▸ Work to be completed
Take every line from the listing below that includes "résidences" and copy it.
START Records shown
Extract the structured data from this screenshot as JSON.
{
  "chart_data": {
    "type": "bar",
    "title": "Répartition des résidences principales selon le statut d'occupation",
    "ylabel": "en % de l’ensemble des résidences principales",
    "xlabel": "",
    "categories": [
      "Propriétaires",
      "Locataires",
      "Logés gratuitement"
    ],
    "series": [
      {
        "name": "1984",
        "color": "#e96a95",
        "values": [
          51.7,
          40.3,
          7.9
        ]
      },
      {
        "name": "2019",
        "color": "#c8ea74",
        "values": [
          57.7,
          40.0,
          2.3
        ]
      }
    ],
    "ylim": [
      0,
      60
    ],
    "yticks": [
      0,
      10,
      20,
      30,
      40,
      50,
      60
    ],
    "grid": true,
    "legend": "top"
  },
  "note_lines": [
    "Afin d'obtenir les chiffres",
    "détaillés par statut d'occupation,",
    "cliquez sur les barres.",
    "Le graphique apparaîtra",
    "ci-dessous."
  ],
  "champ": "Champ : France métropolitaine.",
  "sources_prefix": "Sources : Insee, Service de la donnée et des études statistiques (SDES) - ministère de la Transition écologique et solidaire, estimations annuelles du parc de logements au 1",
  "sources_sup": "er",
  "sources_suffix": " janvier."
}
END Records shown
▸ Completed exercise
    "title": "Répartition des résidences principales selon le statut d'occupation",
    "ylabel": "en % de l’ensemble des résidences principales",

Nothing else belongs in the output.